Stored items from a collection

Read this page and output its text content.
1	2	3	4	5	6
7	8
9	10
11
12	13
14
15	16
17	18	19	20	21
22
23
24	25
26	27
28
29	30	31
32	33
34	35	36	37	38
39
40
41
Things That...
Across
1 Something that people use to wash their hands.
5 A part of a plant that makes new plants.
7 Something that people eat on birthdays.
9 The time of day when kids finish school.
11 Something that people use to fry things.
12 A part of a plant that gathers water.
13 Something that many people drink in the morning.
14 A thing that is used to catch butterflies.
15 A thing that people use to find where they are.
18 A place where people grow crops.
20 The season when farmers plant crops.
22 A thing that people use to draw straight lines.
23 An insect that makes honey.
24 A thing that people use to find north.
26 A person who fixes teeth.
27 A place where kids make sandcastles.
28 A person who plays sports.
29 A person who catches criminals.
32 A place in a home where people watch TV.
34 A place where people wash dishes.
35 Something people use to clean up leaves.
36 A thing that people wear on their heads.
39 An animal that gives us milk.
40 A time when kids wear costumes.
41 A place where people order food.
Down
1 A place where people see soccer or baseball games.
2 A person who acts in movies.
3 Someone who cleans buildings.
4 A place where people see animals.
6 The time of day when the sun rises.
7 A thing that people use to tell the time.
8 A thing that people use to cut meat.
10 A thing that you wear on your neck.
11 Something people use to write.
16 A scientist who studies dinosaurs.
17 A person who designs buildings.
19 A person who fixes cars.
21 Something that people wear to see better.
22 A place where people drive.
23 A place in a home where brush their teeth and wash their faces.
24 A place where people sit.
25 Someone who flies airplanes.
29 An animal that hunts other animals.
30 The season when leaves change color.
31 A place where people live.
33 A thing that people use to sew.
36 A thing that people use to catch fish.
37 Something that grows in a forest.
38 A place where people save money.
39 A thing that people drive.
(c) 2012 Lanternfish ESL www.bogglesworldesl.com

_Task prompt_.
Go through the records and pull out each line that includes the word "part".

_Result for this exercise_.
5 A part of a plant that makes new plants.
12 A part of a plant that gathers water.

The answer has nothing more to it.